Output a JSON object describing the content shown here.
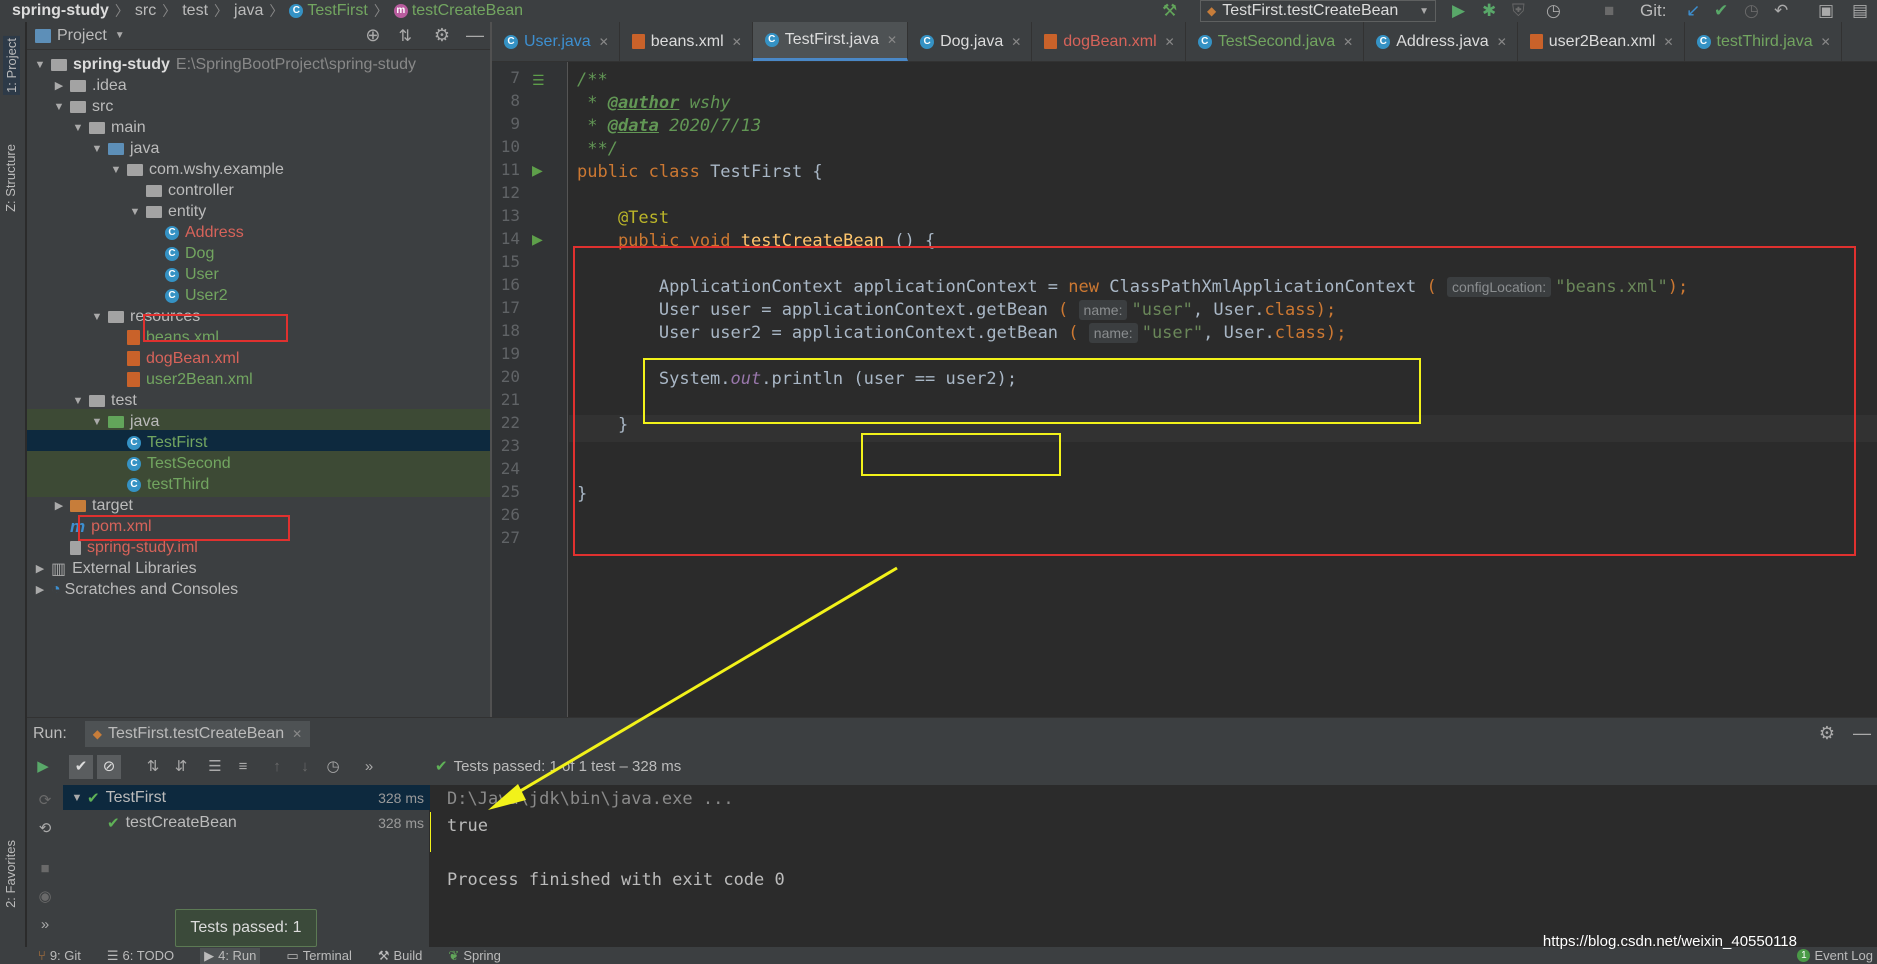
{
  "navbar": {
    "crumbs": [
      "spring-study",
      "src",
      "test",
      "java",
      "TestFirst",
      "testCreateBean"
    ]
  },
  "toolbar": {
    "run_config": "TestFirst.testCreateBean",
    "git_label": "Git:"
  },
  "left_strip": {
    "project_tab": "1: Project",
    "structure_tab": "Z: Structure",
    "favorites_tab": "2: Favorites"
  },
  "project_panel": {
    "title": "Project",
    "tree": [
      {
        "label": "spring-study",
        "path": "E:\\SpringBootProject\\spring-study"
      },
      {
        "label": ".idea"
      },
      {
        "label": "src"
      },
      {
        "label": "main"
      },
      {
        "label": "java"
      },
      {
        "label": "com.wshy.example"
      },
      {
        "label": "controller"
      },
      {
        "label": "entity"
      },
      {
        "label": "Address"
      },
      {
        "label": "Dog"
      },
      {
        "label": "User"
      },
      {
        "label": "User2"
      },
      {
        "label": "resources"
      },
      {
        "label": "beans.xml"
      },
      {
        "label": "dogBean.xml"
      },
      {
        "label": "user2Bean.xml"
      },
      {
        "label": "test"
      },
      {
        "label": "java"
      },
      {
        "label": "TestFirst"
      },
      {
        "label": "TestSecond"
      },
      {
        "label": "testThird"
      },
      {
        "label": "target"
      },
      {
        "label": "pom.xml"
      },
      {
        "label": "spring-study.iml"
      },
      {
        "label": "External Libraries"
      },
      {
        "label": "Scratches and Consoles"
      }
    ]
  },
  "tabs": [
    {
      "label": "User.java"
    },
    {
      "label": "beans.xml"
    },
    {
      "label": "TestFirst.java"
    },
    {
      "label": "Dog.java"
    },
    {
      "label": "dogBean.xml"
    },
    {
      "label": "TestSecond.java"
    },
    {
      "label": "Address.java"
    },
    {
      "label": "user2Bean.xml"
    },
    {
      "label": "testThird.java"
    }
  ],
  "editor": {
    "line_numbers": [
      "7",
      "8",
      "9",
      "10",
      "11",
      "12",
      "13",
      "14",
      "15",
      "16",
      "17",
      "18",
      "19",
      "20",
      "21",
      "22",
      "23",
      "24",
      "25",
      "26",
      "27"
    ],
    "code": {
      "l8": "/**",
      "l9_star": " * ",
      "l9_tag": "@author",
      "l9_val": " wshy",
      "l10_star": " * ",
      "l10_tag": "@data",
      "l10_val": " 2020/7/13",
      "l11": " **/",
      "l12_kw": "public class ",
      "l12_name": "TestFirst {",
      "l14": "    @Test",
      "l15_kw": "    public void ",
      "l15_fn": "testCreateBean",
      "l15_rest": " () {",
      "l17_a": "        ApplicationContext applicationContext = ",
      "l17_new": "new ",
      "l17_b": "ClassPathXmlApplicationContext ",
      "l17_paren": "(",
      "l17_hint": "configLocation:",
      "l17_str": "\"beans.xml\"",
      "l17_end": ");",
      "l18_a": "        User user = applicationContext.getBean ",
      "l18_paren": "(",
      "l18_hint": "name:",
      "l18_str": "\"user\"",
      "l18_b": ", User.",
      "l18_kw": "class",
      "l18_end": ");",
      "l19_a": "        User user2 = applicationContext.getBean ",
      "l19_paren": "(",
      "l19_hint": "name:",
      "l19_str": "\"user\"",
      "l19_b": ", User.",
      "l19_kw": "class",
      "l19_end": ");",
      "l21_a": "        System.",
      "l21_out": "out",
      "l21_b": ".println ",
      "l21_c": "(user == user2);",
      "l23": "    }",
      "l26": "}"
    }
  },
  "run_panel": {
    "label": "Run:",
    "tab": "TestFirst.testCreateBean",
    "status": "Tests passed: 1 of 1 test – 328 ms",
    "tree": [
      {
        "name": "TestFirst",
        "time": "328 ms"
      },
      {
        "name": "testCreateBean",
        "time": "328 ms"
      }
    ],
    "console": [
      "D:\\Java\\jdk\\bin\\java.exe ...",
      "true",
      "",
      "Process finished with exit code 0"
    ],
    "tooltip": "Tests passed: 1"
  },
  "statusbar": {
    "items": [
      "9: Git",
      "6: TODO",
      "4: Run",
      "Terminal",
      "Build",
      "Spring"
    ],
    "event_log": "Event Log",
    "event_count": "1"
  },
  "watermark": "https://blog.csdn.net/weixin_40550118",
  "colors": {
    "highlight_red": "#e0312f",
    "highlight_yellow": "#f2f21a",
    "pass_green": "#5fb257"
  }
}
■ ■ ■
Required work: Output the data above without changes, apart from leaving out the pictures.

Solution to this problem:
Output a JSON object describing the content shown here.
{
  "navbar": {
    "crumbs": [
      "spring-study",
      "src",
      "test",
      "java",
      "TestFirst",
      "testCreateBean"
    ]
  },
  "toolbar": {
    "run_config": "TestFirst.testCreateBean",
    "git_label": "Git:"
  },
  "left_strip": {
    "project_tab": "1: Project",
    "structure_tab": "Z: Structure",
    "favorites_tab": "2: Favorites"
  },
  "project_panel": {
    "title": "Project",
    "tree": [
      {
        "label": "spring-study",
        "path": "E:\\SpringBootProject\\spring-study"
      },
      {
        "label": ".idea"
      },
      {
        "label": "src"
      },
      {
        "label": "main"
      },
      {
        "label": "java"
      },
      {
        "label": "com.wshy.example"
      },
      {
        "label": "controller"
      },
      {
        "label": "entity"
      },
      {
        "label": "Address"
      },
      {
        "label": "Dog"
      },
      {
        "label": "User"
      },
      {
        "label": "User2"
      },
      {
        "label": "resources"
      },
      {
        "label": "beans.xml"
      },
      {
        "label": "dogBean.xml"
      },
      {
        "label": "user2Bean.xml"
      },
      {
        "label": "test"
      },
      {
        "label": "java"
      },
      {
        "label": "TestFirst"
      },
      {
        "label": "TestSecond"
      },
      {
        "label": "testThird"
      },
      {
        "label": "target"
      },
      {
        "label": "pom.xml"
      },
      {
        "label": "spring-study.iml"
      },
      {
        "label": "External Libraries"
      },
      {
        "label": "Scratches and Consoles"
      }
    ]
  },
  "tabs": [
    {
      "label": "User.java"
    },
    {
      "label": "beans.xml"
    },
    {
      "label": "TestFirst.java"
    },
    {
      "label": "Dog.java"
    },
    {
      "label": "dogBean.xml"
    },
    {
      "label": "TestSecond.java"
    },
    {
      "label": "Address.java"
    },
    {
      "label": "user2Bean.xml"
    },
    {
      "label": "testThird.java"
    }
  ],
  "editor": {
    "line_numbers": [
      "7",
      "8",
      "9",
      "10",
      "11",
      "12",
      "13",
      "14",
      "15",
      "16",
      "17",
      "18",
      "19",
      "20",
      "21",
      "22",
      "23",
      "24",
      "25",
      "26",
      "27"
    ],
    "code": {
      "l8": "/**",
      "l9_star": " * ",
      "l9_tag": "@author",
      "l9_val": " wshy",
      "l10_star": " * ",
      "l10_tag": "@data",
      "l10_val": " 2020/7/13",
      "l11": " **/",
      "l12_kw": "public class ",
      "l12_name": "TestFirst {",
      "l14": "    @Test",
      "l15_kw": "    public void ",
      "l15_fn": "testCreateBean",
      "l15_rest": " () {",
      "l17_a": "        ApplicationContext applicationContext = ",
      "l17_new": "new ",
      "l17_b": "ClassPathXmlApplicationContext ",
      "l17_paren": "(",
      "l17_hint": "configLocation:",
      "l17_str": "\"beans.xml\"",
      "l17_end": ");",
      "l18_a": "        User user = applicationContext.getBean ",
      "l18_paren": "(",
      "l18_hint": "name:",
      "l18_str": "\"user\"",
      "l18_b": ", User.",
      "l18_kw": "class",
      "l18_end": ");",
      "l19_a": "        User user2 = applicationContext.getBean ",
      "l19_paren": "(",
      "l19_hint": "name:",
      "l19_str": "\"user\"",
      "l19_b": ", User.",
      "l19_kw": "class",
      "l19_end": ");",
      "l21_a": "        System.",
      "l21_out": "out",
      "l21_b": ".println ",
      "l21_c": "(user == user2);",
      "l23": "    }",
      "l26": "}"
    }
  },
  "run_panel": {
    "label": "Run:",
    "tab": "TestFirst.testCreateBean",
    "status": "Tests passed: 1 of 1 test – 328 ms",
    "tree": [
      {
        "name": "TestFirst",
        "time": "328 ms"
      },
      {
        "name": "testCreateBean",
        "time": "328 ms"
      }
    ],
    "console": [
      "D:\\Java\\jdk\\bin\\java.exe ...",
      "true",
      "",
      "Process finished with exit code 0"
    ],
    "tooltip": "Tests passed: 1"
  },
  "statusbar": {
    "items": [
      "9: Git",
      "6: TODO",
      "4: Run",
      "Terminal",
      "Build",
      "Spring"
    ],
    "event_log": "Event Log",
    "event_count": "1"
  },
  "watermark": "https://blog.csdn.net/weixin_40550118",
  "colors": {
    "highlight_red": "#e0312f",
    "highlight_yellow": "#f2f21a",
    "pass_green": "#5fb257"
  }
}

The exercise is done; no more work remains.